> _AIM OF THE TASK_
Please state how many lines in the records contain the string "TOTAL", with no words besides the number.
=== DATA SUPPLIED ===
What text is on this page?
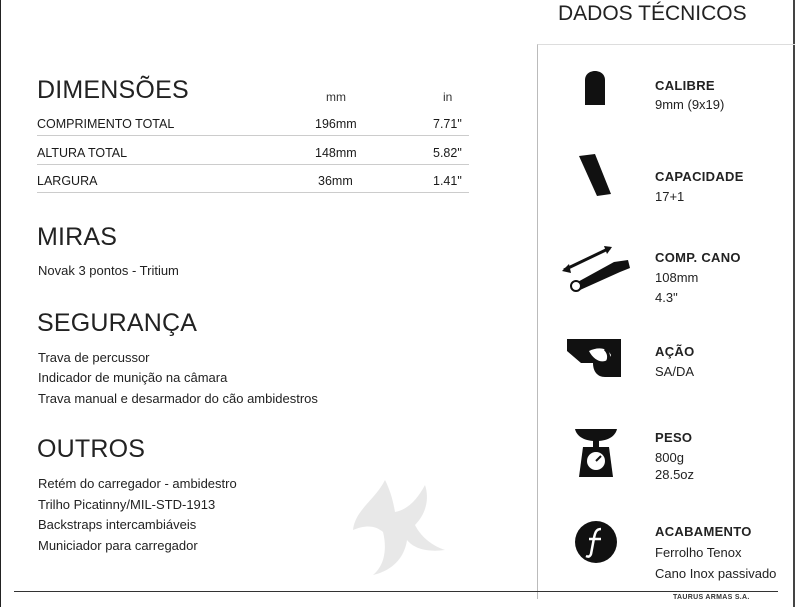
DIMENSÕES	mm	in
COMPRIMENTO TOTAL	196mm	7.71"
ALTURA TOTAL	148mm	5.82"
LARGURA	36mm	1.41"
MIRAS
Novak 3 pontos - Tritium
SEGURANÇA
Trava de percussor
Indicador de munição na câmara
Trava manual e desarmador do cão ambidestros
OUTROS
Retém do carregador - ambidestro
Trilho Picatinny/MIL-STD-1913
Backstraps intercambiáveis
Municiador para carregador
DADOS TÉCNICOS
CALIBRE
9mm (9x19)
CAPACIDADE
17+1
COMP. CANO
108mm
4.3"
AÇÃO
SA/DA
PESO
800g
28.5oz
ACABAMENTO
Ferrolho Tenox
Cano Inox passivado
TAURUS ARMAS S.A.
===
> _SOLUTION TO THIS EXERCISE_
2